Work instructions ::
Take each line from the entries that holds "style" and copy it out.

Dataset listings of figures:
--- START ---

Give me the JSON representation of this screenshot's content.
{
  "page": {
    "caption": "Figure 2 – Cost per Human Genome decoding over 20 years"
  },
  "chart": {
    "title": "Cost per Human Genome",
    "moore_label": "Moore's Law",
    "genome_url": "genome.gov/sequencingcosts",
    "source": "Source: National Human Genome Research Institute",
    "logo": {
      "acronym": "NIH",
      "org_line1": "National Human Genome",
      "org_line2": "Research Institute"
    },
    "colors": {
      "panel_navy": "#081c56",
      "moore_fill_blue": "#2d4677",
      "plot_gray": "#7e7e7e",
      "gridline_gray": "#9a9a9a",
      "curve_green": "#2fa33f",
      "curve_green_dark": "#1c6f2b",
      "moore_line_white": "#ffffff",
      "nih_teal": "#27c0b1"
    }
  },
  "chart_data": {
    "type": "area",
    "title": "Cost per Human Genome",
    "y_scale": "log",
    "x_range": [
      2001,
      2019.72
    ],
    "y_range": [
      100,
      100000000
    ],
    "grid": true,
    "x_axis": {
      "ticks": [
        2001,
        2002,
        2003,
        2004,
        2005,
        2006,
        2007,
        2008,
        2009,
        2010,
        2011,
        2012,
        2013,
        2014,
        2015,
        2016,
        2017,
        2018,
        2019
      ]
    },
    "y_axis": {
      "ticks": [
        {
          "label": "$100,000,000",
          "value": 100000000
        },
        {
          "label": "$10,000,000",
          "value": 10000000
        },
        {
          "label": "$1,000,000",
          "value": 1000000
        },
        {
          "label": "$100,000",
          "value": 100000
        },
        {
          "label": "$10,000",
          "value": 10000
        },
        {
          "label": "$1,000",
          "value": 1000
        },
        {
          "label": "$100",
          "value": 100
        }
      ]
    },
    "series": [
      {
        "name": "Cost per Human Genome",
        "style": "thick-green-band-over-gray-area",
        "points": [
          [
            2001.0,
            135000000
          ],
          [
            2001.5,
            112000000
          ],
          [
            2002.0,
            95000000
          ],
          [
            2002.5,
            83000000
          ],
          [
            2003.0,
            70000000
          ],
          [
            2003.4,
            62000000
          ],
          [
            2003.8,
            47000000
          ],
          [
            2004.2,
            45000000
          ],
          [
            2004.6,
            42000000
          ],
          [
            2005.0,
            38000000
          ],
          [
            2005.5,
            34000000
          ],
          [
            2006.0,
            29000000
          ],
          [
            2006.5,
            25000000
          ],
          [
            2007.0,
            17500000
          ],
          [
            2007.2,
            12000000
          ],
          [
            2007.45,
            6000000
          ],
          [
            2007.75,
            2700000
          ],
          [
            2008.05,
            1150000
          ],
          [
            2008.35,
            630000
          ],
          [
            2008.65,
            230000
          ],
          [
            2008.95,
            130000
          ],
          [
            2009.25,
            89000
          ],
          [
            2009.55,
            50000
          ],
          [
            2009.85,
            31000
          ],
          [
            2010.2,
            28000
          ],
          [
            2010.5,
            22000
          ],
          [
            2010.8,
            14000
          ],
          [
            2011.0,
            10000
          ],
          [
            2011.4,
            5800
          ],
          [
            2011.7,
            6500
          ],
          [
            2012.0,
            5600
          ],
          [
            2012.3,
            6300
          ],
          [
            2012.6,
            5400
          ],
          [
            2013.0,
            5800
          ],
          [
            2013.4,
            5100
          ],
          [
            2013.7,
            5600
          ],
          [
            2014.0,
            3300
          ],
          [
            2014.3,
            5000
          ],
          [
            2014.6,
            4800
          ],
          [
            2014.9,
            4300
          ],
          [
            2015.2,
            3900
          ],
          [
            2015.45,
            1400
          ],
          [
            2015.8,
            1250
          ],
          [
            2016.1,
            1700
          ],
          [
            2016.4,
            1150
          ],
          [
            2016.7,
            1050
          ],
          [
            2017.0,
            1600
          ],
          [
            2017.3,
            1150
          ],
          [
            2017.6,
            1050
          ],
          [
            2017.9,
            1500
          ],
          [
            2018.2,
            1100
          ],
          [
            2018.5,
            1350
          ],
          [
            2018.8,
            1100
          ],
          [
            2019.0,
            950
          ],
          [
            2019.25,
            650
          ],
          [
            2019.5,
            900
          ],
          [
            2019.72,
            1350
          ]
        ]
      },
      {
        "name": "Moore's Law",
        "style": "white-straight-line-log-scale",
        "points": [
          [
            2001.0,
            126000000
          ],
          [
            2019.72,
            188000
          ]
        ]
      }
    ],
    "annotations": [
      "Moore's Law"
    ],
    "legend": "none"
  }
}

--- END ---

Problem solution ::
        "style": "thick-green-band-over-gray-area",
        "style": "white-straight-line-log-scale",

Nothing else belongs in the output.